WHAT IS EXPECTED
Quote all of the data that follows exactly as written, skipping the images.

(Saved entries)
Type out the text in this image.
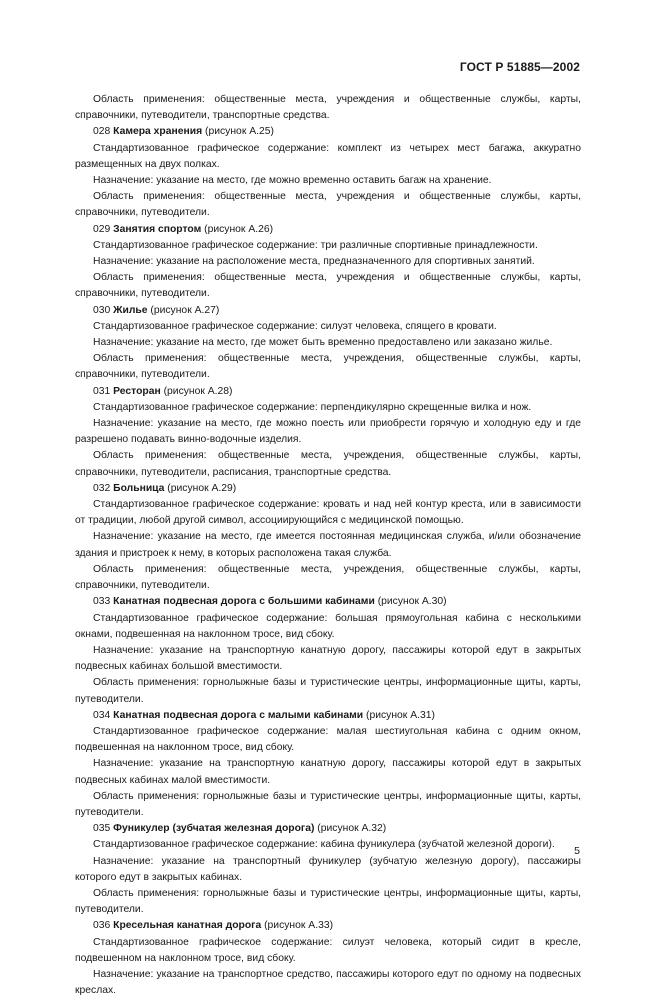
ГОСТ Р 51885—2002

Область применения: общественные места, учреждения и общественные службы, карты, справочники, путеводители, транспортные средства.

028 Камера хранения (рисунок А.25)

Стандартизованное графическое содержание: комплект из четырех мест багажа, аккуратно размещенных на двух полках.

Назначение: указание на место, где можно временно оставить багаж на хранение.

Область применения: общественные места, учреждения и общественные службы, карты, справочники, путеводители.

029 Занятия спортом (рисунок А.26)

Стандартизованное графическое содержание: три различные спортивные принадлежности.

Назначение: указание на расположение места, предназначенного для спортивных занятий.

Область применения: общественные места, учреждения и общественные службы, карты, справочники, путеводители.

030 Жилье (рисунок А.27)

Стандартизованное графическое содержание: силуэт человека, спящего в кровати.

Назначение: указание на место, где может быть временно предоставлено или заказано жилье.

Область применения: общественные места, учреждения, общественные службы, карты, справочники, путеводители.

031 Ресторан (рисунок А.28)

Стандартизованное графическое содержание: перпендикулярно скрещенные вилка и нож.

Назначение: указание на место, где можно поесть или приобрести горячую и холодную еду и где разрешено подавать винно-водочные изделия.

Область применения: общественные места, учреждения, общественные службы, карты, справочники, путеводители, расписания, транспортные средства.

032 Больница (рисунок А.29)

Стандартизованное графическое содержание: кровать и над ней контур креста, или в зависимости от традиции, любой другой символ, ассоциирующийся с медицинской помощью.

Назначение: указание на место, где имеется постоянная медицинская служба, и/или обозначение здания и пристроек к нему, в которых расположена такая служба.

Область применения: общественные места, учреждения, общественные службы, карты, справочники, путеводители.

033 Канатная подвесная дорога с большими кабинами (рисунок А.30)

Стандартизованное графическое содержание: большая прямоугольная кабина с несколькими окнами, подвешенная на наклонном тросе, вид сбоку.

Назначение: указание на транспортную канатную дорогу, пассажиры которой едут в закрытых подвесных кабинах большой вместимости.

Область применения: горнолыжные базы и туристические центры, информационные щиты, карты, путеводители.

034 Канатная подвесная дорога с малыми кабинами (рисунок А.31)

Стандартизованное графическое содержание: малая шестиугольная кабина с одним окном, подвешенная на наклонном тросе, вид сбоку.

Назначение: указание на транспортную канатную дорогу, пассажиры которой едут в закрытых подвесных кабинах малой вместимости.

Область применения: горнолыжные базы и туристические центры, информационные щиты, карты, путеводители.

035 Фуникулер (зубчатая железная дорога) (рисунок А.32)

Стандартизованное графическое содержание: кабина фуникулера (зубчатой железной дороги).

Назначение: указание на транспортный фуникулер (зубчатую железную дорогу), пассажиры которого едут в закрытых кабинах.

Область применения: горнолыжные базы и туристические центры, информационные щиты, карты, путеводители.

036 Кресельная канатная дорога (рисунок А.33)

Стандартизованное графическое содержание: силуэт человека, который сидит в кресле, подвешенном на наклонном тросе, вид сбоку.

Назначение: указание на транспортное средство, пассажиры которого едут по одному на подвесных креслах.

5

RESULT FOR THIS EXERCISE
Type out the text in this image.
ГОСТ Р 51885—2002

Область применения: общественные места, учреждения и общественные службы, карты, справочники, путеводители, транспортные средства.

028 Камера хранения (рисунок А.25)

Стандартизованное графическое содержание: комплект из четырех мест багажа, аккуратно размещенных на двух полках.

Назначение: указание на место, где можно временно оставить багаж на хранение.

Область применения: общественные места, учреждения и общественные службы, карты, справочники, путеводители.

029 Занятия спортом (рисунок А.26)

Стандартизованное графическое содержание: три различные спортивные принадлежности.

Назначение: указание на расположение места, предназначенного для спортивных занятий.

Область применения: общественные места, учреждения и общественные службы, карты, справочники, путеводители.

030 Жилье (рисунок А.27)

Стандартизованное графическое содержание: силуэт человека, спящего в кровати.

Назначение: указание на место, где может быть временно предоставлено или заказано жилье.

Область применения: общественные места, учреждения, общественные службы, карты, справочники, путеводители.

031 Ресторан (рисунок А.28)

Стандартизованное графическое содержание: перпендикулярно скрещенные вилка и нож.

Назначение: указание на место, где можно поесть или приобрести горячую и холодную еду и где разрешено подавать винно-водочные изделия.

Область применения: общественные места, учреждения, общественные службы, карты, справочники, путеводители, расписания, транспортные средства.

032 Больница (рисунок А.29)

Стандартизованное графическое содержание: кровать и над ней контур креста, или в зависимости от традиции, любой другой символ, ассоциирующийся с медицинской помощью.

Назначение: указание на место, где имеется постоянная медицинская служба, и/или обозначение здания и пристроек к нему, в которых расположена такая служба.

Область применения: общественные места, учреждения, общественные службы, карты, справочники, путеводители.

033 Канатная подвесная дорога с большими кабинами (рисунок А.30)

Стандартизованное графическое содержание: большая прямоугольная кабина с несколькими окнами, подвешенная на наклонном тросе, вид сбоку.

Назначение: указание на транспортную канатную дорогу, пассажиры которой едут в закрытых подвесных кабинах большой вместимости.

Область применения: горнолыжные базы и туристические центры, информационные щиты, карты, путеводители.

034 Канатная подвесная дорога с малыми кабинами (рисунок А.31)

Стандартизованное графическое содержание: малая шестиугольная кабина с одним окном, подвешенная на наклонном тросе, вид сбоку.

Назначение: указание на транспортную канатную дорогу, пассажиры которой едут в закрытых подвесных кабинах малой вместимости.

Область применения: горнолыжные базы и туристические центры, информационные щиты, карты, путеводители.

035 Фуникулер (зубчатая железная дорога) (рисунок А.32)

Стандартизованное графическое содержание: кабина фуникулера (зубчатой железной дороги).

Назначение: указание на транспортный фуникулер (зубчатую железную дорогу), пассажиры которого едут в закрытых кабинах.

Область применения: горнолыжные базы и туристические центры, информационные щиты, карты, путеводители.

036 Кресельная канатная дорога (рисунок А.33)

Стандартизованное графическое содержание: силуэт человека, который сидит в кресле, подвешенном на наклонном тросе, вид сбоку.

Назначение: указание на транспортное средство, пассажиры которого едут по одному на подвесных креслах.

5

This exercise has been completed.